Requirements
Gather all lines with the word "Size" in them.

>> START

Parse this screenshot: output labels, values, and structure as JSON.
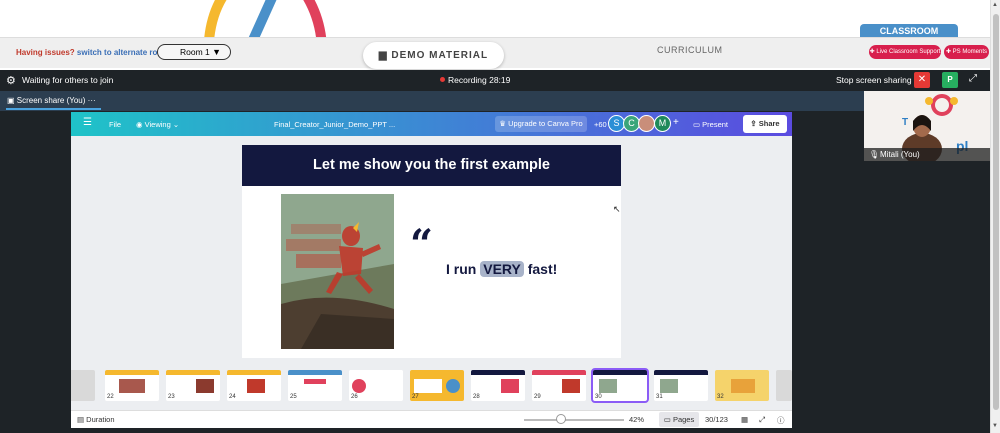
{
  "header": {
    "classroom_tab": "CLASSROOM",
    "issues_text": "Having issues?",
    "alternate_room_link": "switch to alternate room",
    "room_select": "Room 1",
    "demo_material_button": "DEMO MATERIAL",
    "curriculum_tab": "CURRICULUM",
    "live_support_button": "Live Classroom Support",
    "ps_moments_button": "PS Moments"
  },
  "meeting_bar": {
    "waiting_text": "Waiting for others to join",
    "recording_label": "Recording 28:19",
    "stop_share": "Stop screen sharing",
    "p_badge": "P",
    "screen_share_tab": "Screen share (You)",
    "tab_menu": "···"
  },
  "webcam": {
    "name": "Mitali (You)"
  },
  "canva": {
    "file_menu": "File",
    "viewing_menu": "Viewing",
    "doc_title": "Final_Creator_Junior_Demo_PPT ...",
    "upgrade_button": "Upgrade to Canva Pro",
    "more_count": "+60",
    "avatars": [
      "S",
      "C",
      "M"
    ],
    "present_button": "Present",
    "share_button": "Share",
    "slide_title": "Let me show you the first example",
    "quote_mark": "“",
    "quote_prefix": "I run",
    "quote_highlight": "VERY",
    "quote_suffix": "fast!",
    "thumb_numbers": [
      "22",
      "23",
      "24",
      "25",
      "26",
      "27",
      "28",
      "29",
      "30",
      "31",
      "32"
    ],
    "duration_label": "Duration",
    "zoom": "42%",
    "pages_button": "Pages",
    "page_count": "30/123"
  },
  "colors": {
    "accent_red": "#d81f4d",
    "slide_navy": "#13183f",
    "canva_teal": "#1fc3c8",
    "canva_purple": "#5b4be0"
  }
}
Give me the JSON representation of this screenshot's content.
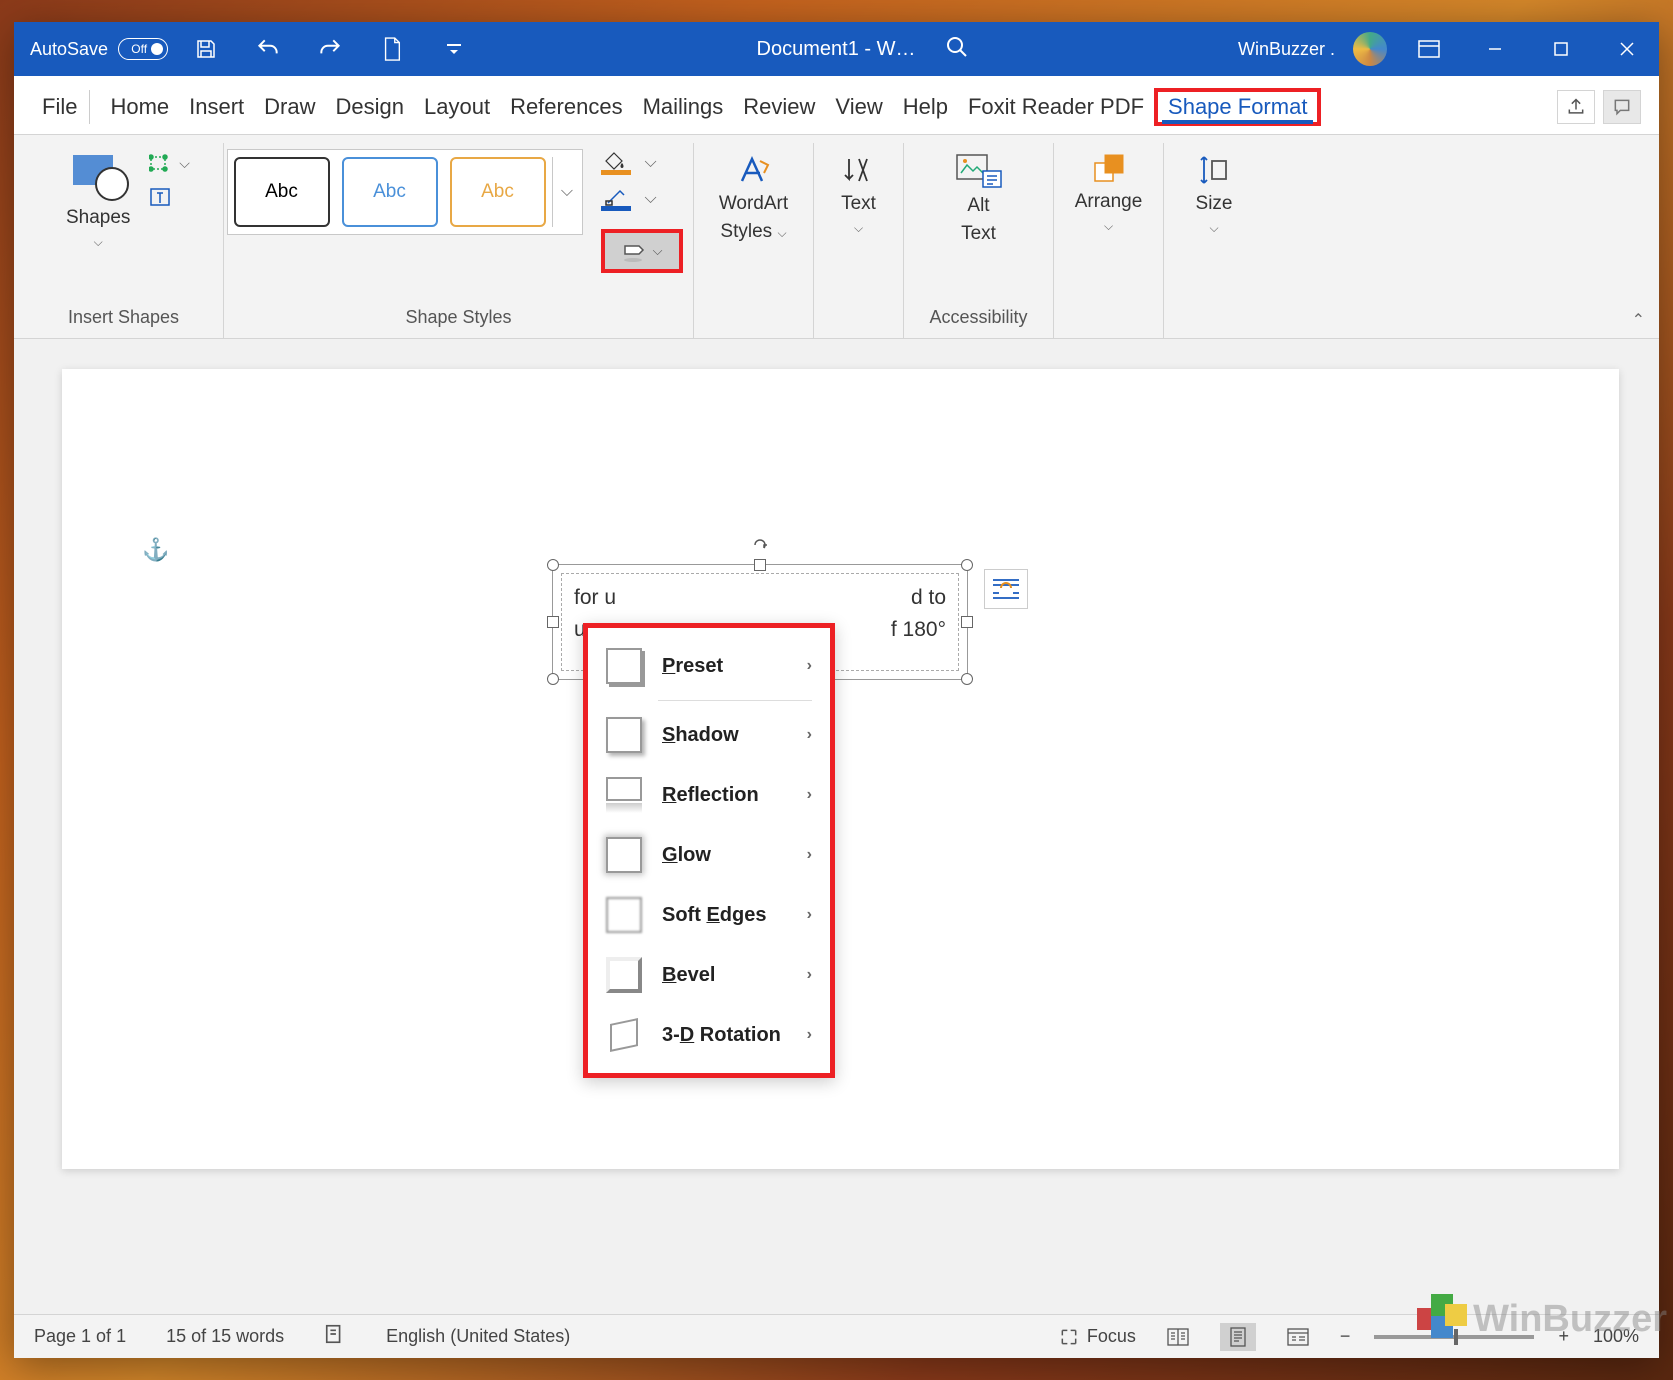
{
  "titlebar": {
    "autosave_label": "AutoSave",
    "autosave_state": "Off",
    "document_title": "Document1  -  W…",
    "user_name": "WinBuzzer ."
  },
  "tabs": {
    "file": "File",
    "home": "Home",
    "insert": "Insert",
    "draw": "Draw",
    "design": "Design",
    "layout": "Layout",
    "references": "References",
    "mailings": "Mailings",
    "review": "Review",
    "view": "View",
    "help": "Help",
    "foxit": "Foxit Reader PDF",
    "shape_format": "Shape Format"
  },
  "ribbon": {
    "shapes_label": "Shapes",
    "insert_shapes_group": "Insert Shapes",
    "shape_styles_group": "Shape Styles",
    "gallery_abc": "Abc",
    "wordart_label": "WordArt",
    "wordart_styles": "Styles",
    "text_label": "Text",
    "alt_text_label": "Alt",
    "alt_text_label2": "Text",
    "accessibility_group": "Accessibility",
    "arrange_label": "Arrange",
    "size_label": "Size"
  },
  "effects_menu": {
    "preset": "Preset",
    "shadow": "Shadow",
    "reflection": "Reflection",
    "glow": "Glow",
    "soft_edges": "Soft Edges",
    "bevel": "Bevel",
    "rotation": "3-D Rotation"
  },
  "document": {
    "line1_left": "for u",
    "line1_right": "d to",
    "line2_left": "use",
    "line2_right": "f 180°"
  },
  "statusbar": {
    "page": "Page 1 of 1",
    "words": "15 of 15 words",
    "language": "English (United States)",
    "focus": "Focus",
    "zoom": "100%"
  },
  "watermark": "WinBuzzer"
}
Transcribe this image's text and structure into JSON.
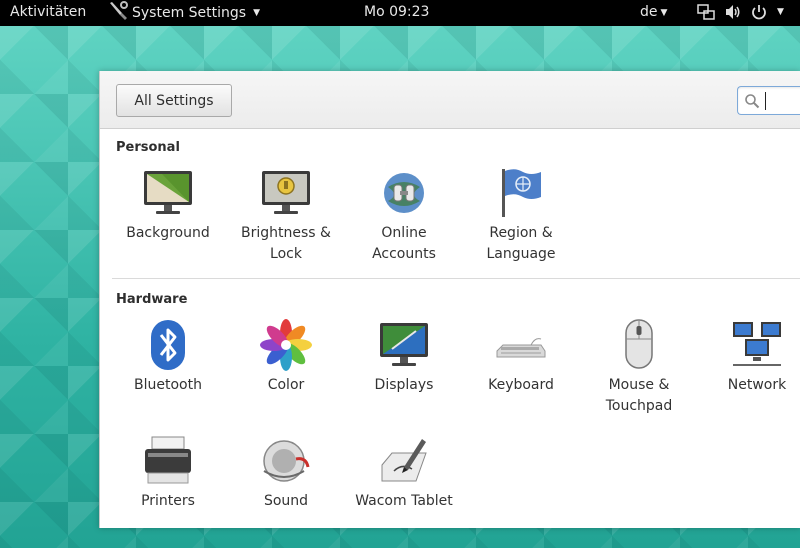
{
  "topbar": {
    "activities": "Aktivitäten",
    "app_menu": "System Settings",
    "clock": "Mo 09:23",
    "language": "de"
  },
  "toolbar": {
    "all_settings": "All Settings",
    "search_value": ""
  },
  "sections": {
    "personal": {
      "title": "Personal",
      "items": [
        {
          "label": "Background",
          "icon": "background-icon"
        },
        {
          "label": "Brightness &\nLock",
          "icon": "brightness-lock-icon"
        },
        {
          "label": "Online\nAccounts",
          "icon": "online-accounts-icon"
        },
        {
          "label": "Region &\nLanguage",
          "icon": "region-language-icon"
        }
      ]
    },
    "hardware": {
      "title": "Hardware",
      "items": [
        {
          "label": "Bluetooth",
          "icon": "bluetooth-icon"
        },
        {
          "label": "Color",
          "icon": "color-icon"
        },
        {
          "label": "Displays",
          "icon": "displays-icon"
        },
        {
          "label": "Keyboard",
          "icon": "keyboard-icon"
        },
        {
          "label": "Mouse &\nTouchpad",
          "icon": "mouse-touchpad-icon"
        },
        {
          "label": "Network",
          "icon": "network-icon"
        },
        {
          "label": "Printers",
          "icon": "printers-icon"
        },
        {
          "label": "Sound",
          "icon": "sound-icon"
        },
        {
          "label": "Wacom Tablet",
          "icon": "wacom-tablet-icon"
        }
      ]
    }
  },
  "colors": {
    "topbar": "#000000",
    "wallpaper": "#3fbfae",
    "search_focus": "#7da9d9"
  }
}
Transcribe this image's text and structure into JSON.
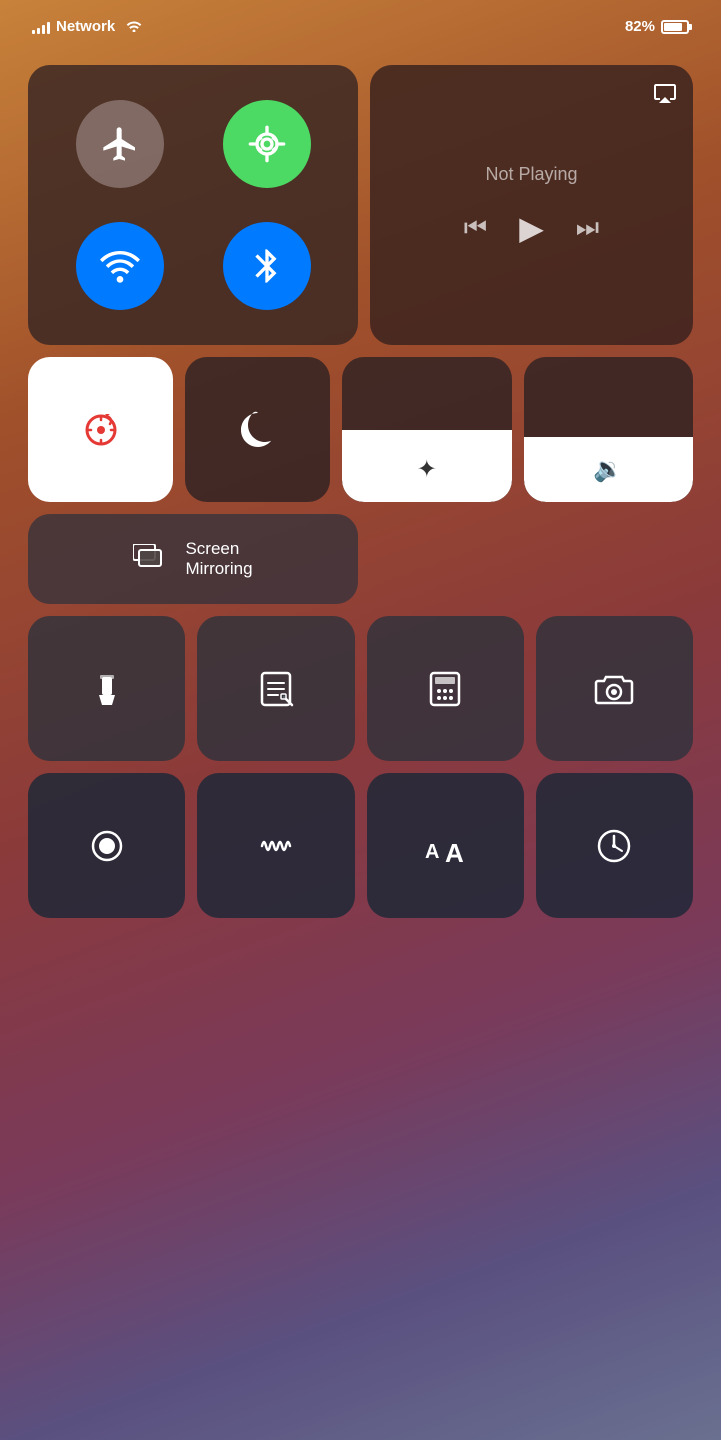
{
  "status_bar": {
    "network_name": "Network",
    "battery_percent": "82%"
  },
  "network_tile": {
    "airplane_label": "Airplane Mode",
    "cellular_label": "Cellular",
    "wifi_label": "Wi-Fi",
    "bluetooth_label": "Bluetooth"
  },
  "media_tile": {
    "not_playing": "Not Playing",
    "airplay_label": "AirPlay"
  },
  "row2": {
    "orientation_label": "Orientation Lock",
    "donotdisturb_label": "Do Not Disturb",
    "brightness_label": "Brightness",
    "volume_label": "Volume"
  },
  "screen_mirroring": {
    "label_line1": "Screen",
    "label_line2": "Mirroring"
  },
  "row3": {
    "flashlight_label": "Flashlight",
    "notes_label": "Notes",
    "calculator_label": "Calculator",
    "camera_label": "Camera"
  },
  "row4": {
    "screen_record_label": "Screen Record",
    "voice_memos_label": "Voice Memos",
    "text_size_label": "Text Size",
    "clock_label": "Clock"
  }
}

>> END

Worked answer
    "size_label": "Size"
    "text_size_label": "Text Size",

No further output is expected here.